#### GOAL:
Every line below that holds the string "poble" should be copied out.

=======

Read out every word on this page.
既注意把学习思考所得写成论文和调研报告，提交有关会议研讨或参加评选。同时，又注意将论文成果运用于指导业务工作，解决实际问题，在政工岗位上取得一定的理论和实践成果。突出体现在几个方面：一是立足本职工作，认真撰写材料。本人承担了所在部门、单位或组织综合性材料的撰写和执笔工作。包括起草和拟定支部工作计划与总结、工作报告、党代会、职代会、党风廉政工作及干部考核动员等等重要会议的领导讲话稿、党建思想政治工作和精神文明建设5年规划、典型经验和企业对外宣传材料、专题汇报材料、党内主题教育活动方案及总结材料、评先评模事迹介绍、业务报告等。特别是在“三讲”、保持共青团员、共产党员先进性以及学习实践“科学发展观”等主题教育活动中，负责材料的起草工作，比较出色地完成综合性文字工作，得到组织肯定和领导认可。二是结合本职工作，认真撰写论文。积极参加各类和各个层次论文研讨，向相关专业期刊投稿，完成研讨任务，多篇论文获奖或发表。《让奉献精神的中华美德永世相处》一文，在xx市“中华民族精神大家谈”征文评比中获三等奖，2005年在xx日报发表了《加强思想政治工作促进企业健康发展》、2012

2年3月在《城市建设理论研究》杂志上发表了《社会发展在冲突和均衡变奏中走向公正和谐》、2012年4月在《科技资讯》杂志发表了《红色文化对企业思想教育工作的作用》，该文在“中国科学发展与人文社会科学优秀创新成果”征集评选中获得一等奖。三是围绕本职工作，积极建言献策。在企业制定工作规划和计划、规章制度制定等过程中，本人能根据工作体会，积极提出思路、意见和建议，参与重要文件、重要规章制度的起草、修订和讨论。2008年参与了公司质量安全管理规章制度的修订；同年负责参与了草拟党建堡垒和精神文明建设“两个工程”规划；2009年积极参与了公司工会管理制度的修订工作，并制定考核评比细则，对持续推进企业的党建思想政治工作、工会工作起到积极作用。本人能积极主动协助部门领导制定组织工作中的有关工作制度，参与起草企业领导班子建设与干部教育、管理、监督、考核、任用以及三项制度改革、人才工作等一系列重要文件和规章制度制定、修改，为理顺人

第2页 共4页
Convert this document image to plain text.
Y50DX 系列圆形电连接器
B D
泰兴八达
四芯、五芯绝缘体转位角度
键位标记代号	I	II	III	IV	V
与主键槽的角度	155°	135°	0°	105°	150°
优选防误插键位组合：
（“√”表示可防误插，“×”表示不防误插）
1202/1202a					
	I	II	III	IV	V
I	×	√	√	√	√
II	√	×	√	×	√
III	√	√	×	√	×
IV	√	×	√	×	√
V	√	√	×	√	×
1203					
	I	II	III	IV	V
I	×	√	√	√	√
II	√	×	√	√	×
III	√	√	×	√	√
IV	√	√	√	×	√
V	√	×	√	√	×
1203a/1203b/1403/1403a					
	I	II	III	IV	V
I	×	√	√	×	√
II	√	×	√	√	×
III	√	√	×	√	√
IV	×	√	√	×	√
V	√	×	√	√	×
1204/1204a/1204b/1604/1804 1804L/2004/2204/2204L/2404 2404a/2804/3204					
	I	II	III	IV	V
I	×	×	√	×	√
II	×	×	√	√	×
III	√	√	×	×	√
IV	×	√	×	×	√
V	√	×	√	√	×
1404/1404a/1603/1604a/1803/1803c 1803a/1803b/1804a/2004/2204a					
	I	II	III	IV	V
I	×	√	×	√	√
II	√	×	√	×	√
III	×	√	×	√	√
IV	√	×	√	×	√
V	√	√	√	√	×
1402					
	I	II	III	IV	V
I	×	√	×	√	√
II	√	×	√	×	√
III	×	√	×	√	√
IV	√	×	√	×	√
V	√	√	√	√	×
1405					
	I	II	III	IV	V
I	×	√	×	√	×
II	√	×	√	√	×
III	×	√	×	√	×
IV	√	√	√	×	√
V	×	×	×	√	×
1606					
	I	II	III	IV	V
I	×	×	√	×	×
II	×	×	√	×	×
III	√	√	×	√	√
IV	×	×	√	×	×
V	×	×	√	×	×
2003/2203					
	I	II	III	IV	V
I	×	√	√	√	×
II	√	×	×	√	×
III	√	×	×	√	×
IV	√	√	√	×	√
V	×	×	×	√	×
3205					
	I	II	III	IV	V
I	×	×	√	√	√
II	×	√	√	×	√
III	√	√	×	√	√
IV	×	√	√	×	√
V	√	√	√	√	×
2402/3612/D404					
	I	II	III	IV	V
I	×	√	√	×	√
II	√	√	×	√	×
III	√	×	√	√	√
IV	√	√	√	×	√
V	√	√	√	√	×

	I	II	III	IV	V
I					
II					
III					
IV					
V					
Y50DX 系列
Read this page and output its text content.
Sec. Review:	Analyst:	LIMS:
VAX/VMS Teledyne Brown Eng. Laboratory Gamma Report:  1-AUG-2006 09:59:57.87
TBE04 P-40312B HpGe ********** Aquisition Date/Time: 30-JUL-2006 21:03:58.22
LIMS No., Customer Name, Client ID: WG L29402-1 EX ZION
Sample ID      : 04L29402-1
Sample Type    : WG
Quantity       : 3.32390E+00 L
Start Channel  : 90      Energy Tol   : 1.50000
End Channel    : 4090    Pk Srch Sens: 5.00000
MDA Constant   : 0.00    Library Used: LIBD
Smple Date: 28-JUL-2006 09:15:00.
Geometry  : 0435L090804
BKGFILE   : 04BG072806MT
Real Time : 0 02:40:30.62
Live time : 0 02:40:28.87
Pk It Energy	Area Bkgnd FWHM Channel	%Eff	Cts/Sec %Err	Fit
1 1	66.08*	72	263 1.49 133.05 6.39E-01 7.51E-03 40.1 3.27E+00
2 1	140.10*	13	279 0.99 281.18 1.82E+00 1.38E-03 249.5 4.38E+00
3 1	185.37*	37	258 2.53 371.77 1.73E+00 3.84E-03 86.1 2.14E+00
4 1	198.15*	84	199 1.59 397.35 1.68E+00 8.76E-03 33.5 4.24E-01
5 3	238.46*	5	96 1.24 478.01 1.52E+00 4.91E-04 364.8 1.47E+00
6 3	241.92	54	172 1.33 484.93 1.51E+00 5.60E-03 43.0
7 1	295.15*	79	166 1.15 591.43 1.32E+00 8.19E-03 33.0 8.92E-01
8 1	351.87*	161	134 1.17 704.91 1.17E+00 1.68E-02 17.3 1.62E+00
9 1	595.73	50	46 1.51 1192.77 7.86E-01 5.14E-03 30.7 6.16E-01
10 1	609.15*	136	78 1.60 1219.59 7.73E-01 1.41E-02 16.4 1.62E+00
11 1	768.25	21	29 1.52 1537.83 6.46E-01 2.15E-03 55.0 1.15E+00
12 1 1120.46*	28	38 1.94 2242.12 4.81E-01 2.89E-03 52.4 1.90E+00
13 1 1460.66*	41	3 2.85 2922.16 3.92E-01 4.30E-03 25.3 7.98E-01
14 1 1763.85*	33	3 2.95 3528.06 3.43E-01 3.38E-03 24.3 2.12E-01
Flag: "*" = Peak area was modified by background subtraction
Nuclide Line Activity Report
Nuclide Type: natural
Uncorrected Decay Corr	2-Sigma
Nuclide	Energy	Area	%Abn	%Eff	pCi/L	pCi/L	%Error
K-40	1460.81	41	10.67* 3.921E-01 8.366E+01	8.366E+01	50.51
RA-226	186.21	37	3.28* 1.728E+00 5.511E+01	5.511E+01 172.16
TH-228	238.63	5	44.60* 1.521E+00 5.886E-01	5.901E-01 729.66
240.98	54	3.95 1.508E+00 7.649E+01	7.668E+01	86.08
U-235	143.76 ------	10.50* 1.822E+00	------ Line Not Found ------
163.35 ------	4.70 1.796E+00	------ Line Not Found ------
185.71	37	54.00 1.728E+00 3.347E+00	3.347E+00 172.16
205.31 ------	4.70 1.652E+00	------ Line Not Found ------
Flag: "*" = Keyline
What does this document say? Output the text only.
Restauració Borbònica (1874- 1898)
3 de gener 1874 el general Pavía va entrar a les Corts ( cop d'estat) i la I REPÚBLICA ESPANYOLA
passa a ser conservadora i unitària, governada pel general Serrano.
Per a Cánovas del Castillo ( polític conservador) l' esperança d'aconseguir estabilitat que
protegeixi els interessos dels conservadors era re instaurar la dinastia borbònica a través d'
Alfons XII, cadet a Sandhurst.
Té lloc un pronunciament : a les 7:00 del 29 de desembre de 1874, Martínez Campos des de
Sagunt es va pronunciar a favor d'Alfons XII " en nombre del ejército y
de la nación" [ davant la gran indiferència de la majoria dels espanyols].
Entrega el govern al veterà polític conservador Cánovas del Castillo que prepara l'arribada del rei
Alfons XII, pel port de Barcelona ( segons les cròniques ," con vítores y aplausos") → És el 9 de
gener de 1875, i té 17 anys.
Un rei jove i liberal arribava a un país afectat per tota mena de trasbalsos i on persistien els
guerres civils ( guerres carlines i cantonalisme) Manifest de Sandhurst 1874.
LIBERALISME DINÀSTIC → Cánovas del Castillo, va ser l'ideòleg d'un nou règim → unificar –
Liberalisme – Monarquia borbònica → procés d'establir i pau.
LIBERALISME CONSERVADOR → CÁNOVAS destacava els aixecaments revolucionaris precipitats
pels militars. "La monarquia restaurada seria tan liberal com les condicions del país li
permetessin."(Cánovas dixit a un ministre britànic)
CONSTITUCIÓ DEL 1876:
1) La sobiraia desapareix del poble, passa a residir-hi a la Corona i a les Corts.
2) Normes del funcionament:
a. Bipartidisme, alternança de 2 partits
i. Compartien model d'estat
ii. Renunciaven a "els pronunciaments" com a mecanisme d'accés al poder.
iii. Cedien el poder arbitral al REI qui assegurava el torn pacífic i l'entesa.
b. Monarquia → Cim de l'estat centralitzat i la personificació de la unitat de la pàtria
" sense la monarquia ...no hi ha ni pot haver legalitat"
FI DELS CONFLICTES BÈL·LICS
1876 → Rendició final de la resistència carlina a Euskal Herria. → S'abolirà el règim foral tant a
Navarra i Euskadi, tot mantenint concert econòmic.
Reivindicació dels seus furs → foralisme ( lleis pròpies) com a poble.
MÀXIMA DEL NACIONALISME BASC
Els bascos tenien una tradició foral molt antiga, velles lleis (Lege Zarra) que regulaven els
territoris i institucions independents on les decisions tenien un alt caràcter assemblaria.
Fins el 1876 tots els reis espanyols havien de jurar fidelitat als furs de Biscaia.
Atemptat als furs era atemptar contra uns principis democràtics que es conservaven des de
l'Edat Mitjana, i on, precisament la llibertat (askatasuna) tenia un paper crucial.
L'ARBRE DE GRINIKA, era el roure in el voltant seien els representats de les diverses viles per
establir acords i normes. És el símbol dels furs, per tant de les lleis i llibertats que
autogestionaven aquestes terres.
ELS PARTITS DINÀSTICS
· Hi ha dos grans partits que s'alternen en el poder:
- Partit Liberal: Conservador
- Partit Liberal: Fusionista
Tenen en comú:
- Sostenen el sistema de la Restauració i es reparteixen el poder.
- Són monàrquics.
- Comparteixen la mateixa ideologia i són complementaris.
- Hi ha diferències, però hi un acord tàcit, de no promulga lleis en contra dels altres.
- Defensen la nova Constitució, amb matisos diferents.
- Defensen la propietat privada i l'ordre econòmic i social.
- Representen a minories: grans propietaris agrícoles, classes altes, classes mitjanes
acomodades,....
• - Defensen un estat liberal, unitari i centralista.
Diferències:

=======

#### RESULT OF THE EXERCISE:
1) La sobiraia desapareix del poble, passa a residir-hi a la Corona i a les Corts.
Reivindicació dels seus furs → foralisme ( lleis pròpies) com a poble.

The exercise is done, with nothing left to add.